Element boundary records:
"""

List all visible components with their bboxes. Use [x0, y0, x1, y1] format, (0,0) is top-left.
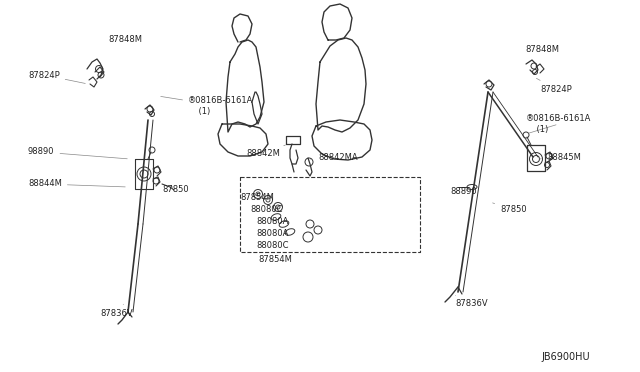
- Text: 87824P: 87824P: [28, 71, 85, 83]
- Text: 87824P: 87824P: [536, 78, 572, 93]
- Text: 98890: 98890: [28, 148, 127, 159]
- Text: 88844M: 88844M: [28, 180, 125, 189]
- Text: 87854M: 87854M: [240, 192, 274, 202]
- Text: 87850: 87850: [493, 203, 527, 215]
- Text: 88080C: 88080C: [256, 241, 289, 250]
- Text: 87848M: 87848M: [108, 35, 142, 44]
- Text: 87836V: 87836V: [100, 304, 132, 318]
- Text: 88845M: 88845M: [539, 153, 581, 161]
- Text: 88890: 88890: [450, 187, 477, 196]
- Text: 88842M: 88842M: [246, 145, 285, 158]
- Text: 87848M: 87848M: [525, 45, 559, 55]
- Text: 88080C: 88080C: [250, 205, 282, 215]
- Text: 88080A: 88080A: [256, 218, 289, 227]
- Text: 87854M: 87854M: [258, 254, 292, 263]
- Text: 87850: 87850: [162, 185, 189, 193]
- Text: 88080A: 88080A: [256, 230, 289, 238]
- Text: 88842MA: 88842MA: [311, 153, 358, 161]
- Text: JB6900HU: JB6900HU: [541, 352, 590, 362]
- Text: 87836V: 87836V: [455, 295, 488, 308]
- Text: ®0816B-6161A
    (1): ®0816B-6161A (1): [526, 114, 591, 134]
- Text: ®0816B-6161A
    (1): ®0816B-6161A (1): [161, 96, 253, 116]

"""

## Exercise goal
Transcribe every line of the records above precisely, omitting the pictures.

## Problem solution
List all visible components with their bboxes. Use [x0, y0, x1, y1] format, (0,0) is top-left.
- Text: 87824P: 87824P: [28, 71, 85, 83]
- Text: 87824P: 87824P: [536, 78, 572, 93]
- Text: 98890: 98890: [28, 148, 127, 159]
- Text: 88844M: 88844M: [28, 180, 125, 189]
- Text: 87854M: 87854M: [240, 192, 274, 202]
- Text: 87850: 87850: [493, 203, 527, 215]
- Text: 88080C: 88080C: [256, 241, 289, 250]
- Text: 87848M: 87848M: [108, 35, 142, 44]
- Text: 87836V: 87836V: [100, 304, 132, 318]
- Text: 88845M: 88845M: [539, 153, 581, 161]
- Text: 88890: 88890: [450, 187, 477, 196]
- Text: 88842M: 88842M: [246, 145, 285, 158]
- Text: 87848M: 87848M: [525, 45, 559, 55]
- Text: 88080C: 88080C: [250, 205, 282, 215]
- Text: 88080A: 88080A: [256, 218, 289, 227]
- Text: 87854M: 87854M: [258, 254, 292, 263]
- Text: 87850: 87850: [162, 185, 189, 193]
- Text: 88080A: 88080A: [256, 230, 289, 238]
- Text: 88842MA: 88842MA: [311, 153, 358, 161]
- Text: JB6900HU: JB6900HU: [541, 352, 590, 362]
- Text: 87836V: 87836V: [455, 295, 488, 308]
- Text: ®0816B-6161A
    (1): ®0816B-6161A (1): [526, 114, 591, 134]
- Text: ®0816B-6161A
    (1): ®0816B-6161A (1): [161, 96, 253, 116]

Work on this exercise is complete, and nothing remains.